» Exercise materials:
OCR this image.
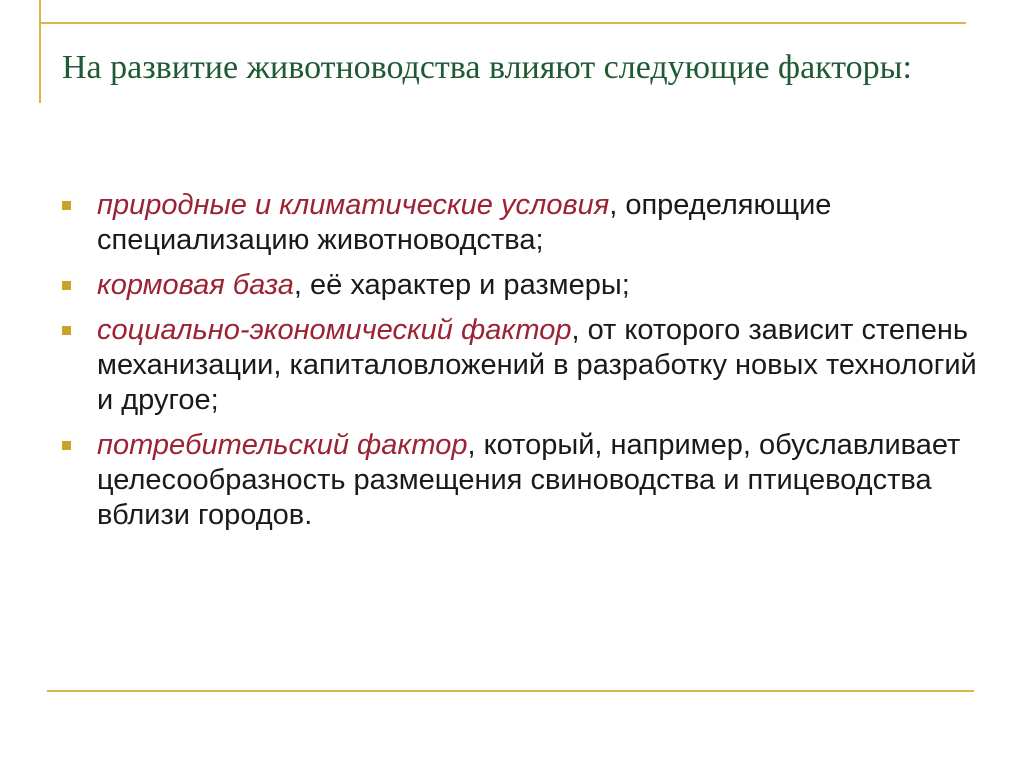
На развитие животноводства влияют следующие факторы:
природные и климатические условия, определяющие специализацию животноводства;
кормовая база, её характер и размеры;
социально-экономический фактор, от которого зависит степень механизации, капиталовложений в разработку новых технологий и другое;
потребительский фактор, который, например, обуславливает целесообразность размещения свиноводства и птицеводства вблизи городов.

» What is needed:
Transcribe the records above exactly as they appear, leaving out any pictures.

» Response to the task:
OCR this image.
На развитие животноводства влияют следующие факторы:
природные и климатические условия, определяющие специализацию животноводства;
кормовая база, её характер и размеры;
социально-экономический фактор, от которого зависит степень механизации, капиталовложений в разработку новых технологий и другое;
потребительский фактор, который, например, обуславливает целесообразность размещения свиноводства и птицеводства вблизи городов.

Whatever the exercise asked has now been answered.